If she’s speaking to you poorly, not respecting your possessions, time or body, those are issues. If she just wants some one-to-one with her dad, that’s a valid need.

Stop going on the transitions at all. Let her have that special time with her dad. Extend it to include a bit of a treat, if possible. Of course you sit in the front when she isn’t there - it’s silly not to, just as you don’t expect her to sit in the back if you are not there, and don’t avoid that. If you must go, or for other trips, toss a coin or let her choose. Remove the power, remove this ridiculous idea that gives (either of) you status, stop feeding her anxiety, but give space for her need for one on one time with her dad, and acknowledge that transitions between homes are hard for kids. I bet it will disappear in a few weeks if you can rise above it and meet her underlying need.

If you insist that you must sit in the front, because it gives you the respect due as an adult, you are feeding the troll. She feels powerless and disrespected and anxious on transitions to mum’s and sees the front seat as a way to stop that. So by insisting on having it, you are reinforcing the idea that that’s how you get it, and that’s what you need. And she will push harder to get her needs met. It will be one very desirable, the way it has become to you from your childhood. If you acknowledge it’s no big deal, look at the family as a whole and how everyone’s needs can be met, and what’s really causing the anxiety, she will learn a lot about collaborative problem solving and looking for root causes, setting firm and fair boundaries AND trying to meet everyone’s needs with the resources you have. Which is more adult? There is no benefit in trying to teach children they can’t always have it their way, by insisting we always have it our way.

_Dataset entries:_
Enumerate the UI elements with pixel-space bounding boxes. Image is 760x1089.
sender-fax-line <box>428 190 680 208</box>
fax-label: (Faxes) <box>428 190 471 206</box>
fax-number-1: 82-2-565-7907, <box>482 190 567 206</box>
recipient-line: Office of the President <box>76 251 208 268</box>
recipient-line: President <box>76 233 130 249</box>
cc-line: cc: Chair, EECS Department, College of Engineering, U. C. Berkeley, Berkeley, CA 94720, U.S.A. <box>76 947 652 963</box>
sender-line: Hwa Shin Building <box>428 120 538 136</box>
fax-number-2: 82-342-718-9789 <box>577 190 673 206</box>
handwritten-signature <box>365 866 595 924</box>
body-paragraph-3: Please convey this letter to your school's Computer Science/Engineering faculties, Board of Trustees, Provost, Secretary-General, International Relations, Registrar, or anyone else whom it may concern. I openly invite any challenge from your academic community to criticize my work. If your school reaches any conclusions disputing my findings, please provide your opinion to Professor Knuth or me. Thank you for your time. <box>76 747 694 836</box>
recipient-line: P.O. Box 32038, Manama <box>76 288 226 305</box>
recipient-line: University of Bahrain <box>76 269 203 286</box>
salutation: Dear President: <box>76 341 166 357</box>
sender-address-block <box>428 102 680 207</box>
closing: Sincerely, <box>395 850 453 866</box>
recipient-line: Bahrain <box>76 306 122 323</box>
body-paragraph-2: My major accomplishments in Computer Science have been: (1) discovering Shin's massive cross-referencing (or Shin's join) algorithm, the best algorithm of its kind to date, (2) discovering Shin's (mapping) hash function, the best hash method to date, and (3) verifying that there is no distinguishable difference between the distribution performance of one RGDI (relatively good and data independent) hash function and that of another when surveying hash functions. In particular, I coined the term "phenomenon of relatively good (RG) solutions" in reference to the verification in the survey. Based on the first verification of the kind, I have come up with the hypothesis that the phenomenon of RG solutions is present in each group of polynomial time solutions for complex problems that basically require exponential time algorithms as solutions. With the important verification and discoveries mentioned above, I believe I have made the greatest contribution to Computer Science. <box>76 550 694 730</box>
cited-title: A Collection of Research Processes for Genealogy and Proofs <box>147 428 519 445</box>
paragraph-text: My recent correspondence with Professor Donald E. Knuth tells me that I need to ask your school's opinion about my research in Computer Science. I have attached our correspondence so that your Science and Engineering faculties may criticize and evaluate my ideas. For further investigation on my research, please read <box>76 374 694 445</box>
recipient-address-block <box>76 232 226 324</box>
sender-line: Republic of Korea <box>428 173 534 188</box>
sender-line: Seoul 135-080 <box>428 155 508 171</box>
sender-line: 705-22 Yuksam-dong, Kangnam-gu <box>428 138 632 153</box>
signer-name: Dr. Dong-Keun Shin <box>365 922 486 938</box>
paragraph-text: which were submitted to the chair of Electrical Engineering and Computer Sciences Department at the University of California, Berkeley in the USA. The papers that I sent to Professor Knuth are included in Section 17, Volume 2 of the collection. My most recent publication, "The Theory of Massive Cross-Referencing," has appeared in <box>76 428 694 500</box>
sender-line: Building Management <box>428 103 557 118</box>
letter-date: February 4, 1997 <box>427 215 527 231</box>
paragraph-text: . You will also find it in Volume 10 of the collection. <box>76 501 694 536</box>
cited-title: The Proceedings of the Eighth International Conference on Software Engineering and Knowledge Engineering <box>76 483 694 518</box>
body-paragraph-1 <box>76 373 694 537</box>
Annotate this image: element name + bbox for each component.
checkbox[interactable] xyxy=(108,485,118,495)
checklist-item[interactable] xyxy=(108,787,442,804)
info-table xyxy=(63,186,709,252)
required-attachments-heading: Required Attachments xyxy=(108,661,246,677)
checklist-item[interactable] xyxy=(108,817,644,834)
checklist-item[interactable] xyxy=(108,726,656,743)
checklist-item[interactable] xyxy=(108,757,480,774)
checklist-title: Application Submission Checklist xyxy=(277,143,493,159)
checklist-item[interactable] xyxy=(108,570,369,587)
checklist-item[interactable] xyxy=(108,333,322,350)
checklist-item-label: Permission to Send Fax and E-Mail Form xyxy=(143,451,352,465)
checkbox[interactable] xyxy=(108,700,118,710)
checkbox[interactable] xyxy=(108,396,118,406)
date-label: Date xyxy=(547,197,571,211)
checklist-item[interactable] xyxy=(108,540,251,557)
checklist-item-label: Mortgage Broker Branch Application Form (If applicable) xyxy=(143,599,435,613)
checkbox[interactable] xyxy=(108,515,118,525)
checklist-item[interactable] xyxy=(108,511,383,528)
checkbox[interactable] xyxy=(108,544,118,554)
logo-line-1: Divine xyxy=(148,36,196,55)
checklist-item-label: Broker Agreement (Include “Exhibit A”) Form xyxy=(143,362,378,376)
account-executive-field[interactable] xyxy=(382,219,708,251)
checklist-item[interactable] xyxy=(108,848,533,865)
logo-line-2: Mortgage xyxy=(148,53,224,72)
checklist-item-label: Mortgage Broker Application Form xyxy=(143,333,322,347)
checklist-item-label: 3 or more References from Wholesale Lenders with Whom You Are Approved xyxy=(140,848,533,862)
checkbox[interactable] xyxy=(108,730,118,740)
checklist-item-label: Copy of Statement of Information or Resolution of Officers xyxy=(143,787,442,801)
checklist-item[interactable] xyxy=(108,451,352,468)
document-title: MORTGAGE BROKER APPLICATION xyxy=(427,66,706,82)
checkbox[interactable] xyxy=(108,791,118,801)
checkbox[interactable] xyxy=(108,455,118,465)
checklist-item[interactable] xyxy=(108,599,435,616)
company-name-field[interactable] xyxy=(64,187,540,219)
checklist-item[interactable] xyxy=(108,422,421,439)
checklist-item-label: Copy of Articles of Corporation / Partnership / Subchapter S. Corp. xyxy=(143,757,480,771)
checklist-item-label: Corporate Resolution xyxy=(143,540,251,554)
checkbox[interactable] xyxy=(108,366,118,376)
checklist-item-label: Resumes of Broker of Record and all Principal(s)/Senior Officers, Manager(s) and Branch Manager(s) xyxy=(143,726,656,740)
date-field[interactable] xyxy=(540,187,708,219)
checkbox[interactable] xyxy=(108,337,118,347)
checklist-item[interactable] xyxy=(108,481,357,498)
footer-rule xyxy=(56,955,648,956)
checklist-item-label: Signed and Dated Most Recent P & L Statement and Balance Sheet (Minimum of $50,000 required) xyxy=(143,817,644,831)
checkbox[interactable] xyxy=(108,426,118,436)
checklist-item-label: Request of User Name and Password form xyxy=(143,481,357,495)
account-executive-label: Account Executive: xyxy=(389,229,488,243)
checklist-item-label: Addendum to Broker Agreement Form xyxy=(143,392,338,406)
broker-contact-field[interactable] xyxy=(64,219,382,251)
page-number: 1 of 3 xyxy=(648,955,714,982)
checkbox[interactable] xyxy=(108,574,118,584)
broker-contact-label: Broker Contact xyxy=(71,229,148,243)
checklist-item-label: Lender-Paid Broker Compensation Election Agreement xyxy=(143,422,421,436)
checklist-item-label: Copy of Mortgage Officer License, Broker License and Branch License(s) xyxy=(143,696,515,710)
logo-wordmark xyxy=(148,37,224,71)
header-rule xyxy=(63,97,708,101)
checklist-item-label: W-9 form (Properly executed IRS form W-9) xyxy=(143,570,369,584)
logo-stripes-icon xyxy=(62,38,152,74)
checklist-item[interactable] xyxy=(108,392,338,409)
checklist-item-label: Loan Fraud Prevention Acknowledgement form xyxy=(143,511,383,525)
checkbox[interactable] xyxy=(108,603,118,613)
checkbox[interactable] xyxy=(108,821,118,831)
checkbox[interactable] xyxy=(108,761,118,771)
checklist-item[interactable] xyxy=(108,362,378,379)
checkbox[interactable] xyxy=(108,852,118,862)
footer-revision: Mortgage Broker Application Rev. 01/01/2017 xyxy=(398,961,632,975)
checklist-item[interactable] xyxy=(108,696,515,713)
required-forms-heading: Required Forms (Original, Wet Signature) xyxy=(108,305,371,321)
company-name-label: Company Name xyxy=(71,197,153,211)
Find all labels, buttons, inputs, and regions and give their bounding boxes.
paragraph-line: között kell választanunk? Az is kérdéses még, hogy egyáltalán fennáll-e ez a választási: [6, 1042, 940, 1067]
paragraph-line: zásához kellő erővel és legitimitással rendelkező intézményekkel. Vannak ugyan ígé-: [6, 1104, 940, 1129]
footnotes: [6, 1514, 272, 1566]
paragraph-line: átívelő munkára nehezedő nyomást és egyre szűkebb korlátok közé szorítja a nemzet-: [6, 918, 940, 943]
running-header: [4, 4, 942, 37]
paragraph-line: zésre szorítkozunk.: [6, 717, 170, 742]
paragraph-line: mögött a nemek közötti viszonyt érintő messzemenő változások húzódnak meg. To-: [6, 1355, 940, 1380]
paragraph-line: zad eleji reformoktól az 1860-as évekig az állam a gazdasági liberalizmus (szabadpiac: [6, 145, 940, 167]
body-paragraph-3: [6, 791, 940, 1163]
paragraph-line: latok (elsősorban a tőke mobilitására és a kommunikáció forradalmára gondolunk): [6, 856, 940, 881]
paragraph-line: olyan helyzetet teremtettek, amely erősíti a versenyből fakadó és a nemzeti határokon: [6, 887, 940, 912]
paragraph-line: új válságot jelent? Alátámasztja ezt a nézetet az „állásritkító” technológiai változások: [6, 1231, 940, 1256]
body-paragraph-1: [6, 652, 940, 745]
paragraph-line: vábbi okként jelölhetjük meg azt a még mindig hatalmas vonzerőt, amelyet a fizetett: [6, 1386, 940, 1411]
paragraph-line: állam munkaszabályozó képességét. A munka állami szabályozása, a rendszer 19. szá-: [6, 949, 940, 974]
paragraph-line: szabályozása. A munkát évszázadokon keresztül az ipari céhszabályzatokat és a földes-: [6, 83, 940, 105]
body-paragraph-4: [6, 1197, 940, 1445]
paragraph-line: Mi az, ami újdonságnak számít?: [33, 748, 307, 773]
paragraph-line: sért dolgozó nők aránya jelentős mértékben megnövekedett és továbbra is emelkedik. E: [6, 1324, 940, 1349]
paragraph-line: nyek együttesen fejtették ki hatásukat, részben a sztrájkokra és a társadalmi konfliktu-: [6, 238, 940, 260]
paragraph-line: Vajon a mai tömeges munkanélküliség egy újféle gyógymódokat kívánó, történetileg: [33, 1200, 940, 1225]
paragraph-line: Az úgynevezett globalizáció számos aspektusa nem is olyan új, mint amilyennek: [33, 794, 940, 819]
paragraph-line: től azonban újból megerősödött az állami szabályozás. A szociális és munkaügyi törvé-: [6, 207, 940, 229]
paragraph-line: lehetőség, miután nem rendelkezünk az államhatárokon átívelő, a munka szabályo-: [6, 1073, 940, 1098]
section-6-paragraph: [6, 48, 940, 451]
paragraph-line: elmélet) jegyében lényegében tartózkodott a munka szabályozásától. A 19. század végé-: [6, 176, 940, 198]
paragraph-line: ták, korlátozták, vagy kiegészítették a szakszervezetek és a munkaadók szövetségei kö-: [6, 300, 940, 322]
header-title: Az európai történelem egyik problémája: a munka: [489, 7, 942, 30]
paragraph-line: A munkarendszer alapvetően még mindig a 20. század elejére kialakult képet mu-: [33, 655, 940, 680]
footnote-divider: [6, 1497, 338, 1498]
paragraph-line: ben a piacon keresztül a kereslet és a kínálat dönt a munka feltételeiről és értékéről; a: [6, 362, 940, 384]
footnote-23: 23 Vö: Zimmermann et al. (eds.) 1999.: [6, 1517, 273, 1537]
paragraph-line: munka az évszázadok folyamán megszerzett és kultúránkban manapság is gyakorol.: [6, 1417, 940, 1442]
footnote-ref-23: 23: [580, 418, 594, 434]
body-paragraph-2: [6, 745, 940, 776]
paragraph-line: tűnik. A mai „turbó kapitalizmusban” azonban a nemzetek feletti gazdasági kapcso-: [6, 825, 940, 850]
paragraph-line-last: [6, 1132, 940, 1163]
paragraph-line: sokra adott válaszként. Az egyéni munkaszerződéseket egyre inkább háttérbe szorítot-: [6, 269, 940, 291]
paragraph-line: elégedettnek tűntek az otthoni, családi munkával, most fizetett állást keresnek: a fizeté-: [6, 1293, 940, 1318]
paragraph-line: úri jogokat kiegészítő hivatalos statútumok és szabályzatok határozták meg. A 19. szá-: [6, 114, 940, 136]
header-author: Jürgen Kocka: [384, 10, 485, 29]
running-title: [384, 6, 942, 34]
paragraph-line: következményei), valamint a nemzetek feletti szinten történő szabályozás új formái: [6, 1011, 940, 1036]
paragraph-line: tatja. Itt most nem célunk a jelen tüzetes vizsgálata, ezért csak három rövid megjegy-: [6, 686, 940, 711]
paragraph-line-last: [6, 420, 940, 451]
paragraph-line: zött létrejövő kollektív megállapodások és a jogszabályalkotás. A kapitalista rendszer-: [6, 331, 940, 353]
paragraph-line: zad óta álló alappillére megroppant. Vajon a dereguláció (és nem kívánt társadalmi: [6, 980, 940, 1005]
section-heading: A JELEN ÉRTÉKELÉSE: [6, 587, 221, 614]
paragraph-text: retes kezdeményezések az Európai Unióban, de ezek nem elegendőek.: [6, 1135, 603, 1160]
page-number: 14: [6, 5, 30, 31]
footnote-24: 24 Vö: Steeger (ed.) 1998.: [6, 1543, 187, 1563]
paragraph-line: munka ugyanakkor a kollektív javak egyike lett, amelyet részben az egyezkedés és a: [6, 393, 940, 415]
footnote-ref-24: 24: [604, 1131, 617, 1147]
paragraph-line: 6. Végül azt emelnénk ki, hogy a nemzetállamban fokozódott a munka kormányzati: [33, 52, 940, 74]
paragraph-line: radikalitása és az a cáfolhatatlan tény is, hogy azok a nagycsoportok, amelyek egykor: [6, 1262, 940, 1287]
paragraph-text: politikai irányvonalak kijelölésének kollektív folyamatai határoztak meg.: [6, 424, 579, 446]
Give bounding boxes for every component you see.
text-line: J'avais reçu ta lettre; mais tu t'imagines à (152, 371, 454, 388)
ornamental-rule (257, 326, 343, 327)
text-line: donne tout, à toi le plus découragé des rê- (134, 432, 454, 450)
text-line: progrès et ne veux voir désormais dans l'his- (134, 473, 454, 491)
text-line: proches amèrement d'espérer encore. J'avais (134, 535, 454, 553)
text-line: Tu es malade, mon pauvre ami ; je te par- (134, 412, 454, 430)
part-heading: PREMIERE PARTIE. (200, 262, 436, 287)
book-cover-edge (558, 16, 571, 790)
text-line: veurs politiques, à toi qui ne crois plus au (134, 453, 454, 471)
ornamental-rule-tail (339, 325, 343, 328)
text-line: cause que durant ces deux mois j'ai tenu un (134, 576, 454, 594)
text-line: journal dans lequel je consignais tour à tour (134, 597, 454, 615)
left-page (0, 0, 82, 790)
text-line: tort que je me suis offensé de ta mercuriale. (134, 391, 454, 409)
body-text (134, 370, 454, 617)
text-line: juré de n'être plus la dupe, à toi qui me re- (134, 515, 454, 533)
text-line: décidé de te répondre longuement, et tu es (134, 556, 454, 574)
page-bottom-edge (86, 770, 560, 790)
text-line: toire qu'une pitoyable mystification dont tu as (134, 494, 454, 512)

_ABOUT THIS TASK:_
Reproduce verbatim the portion of the passage on the front-seat dispute starting at "If she’s speaking" and ending at "her underlying need.".

_ANSWER BOX:_
If she’s speaking to you poorly, not respecting your possessions, time or body, those are issues. If she just wants some one-to-one with her dad, that’s a valid need.

Stop going on the transitions at all. Let her have that special time with her dad. Extend it to include a bit of a treat, if possible. Of course you sit in the front when she isn’t there - it’s silly not to, just as you don’t expect her to sit in the back if you are not there, and don’t avoid that. If you must go, or for other trips, toss a coin or let her choose. Remove the power, remove this ridiculous idea that gives (either of) you status, stop feeding her anxiety, but give space for her need for one on one time with her dad, and acknowledge that transitions between homes are hard for kids. I bet it will disappear in a few weeks if you can rise above it and meet her underlying need.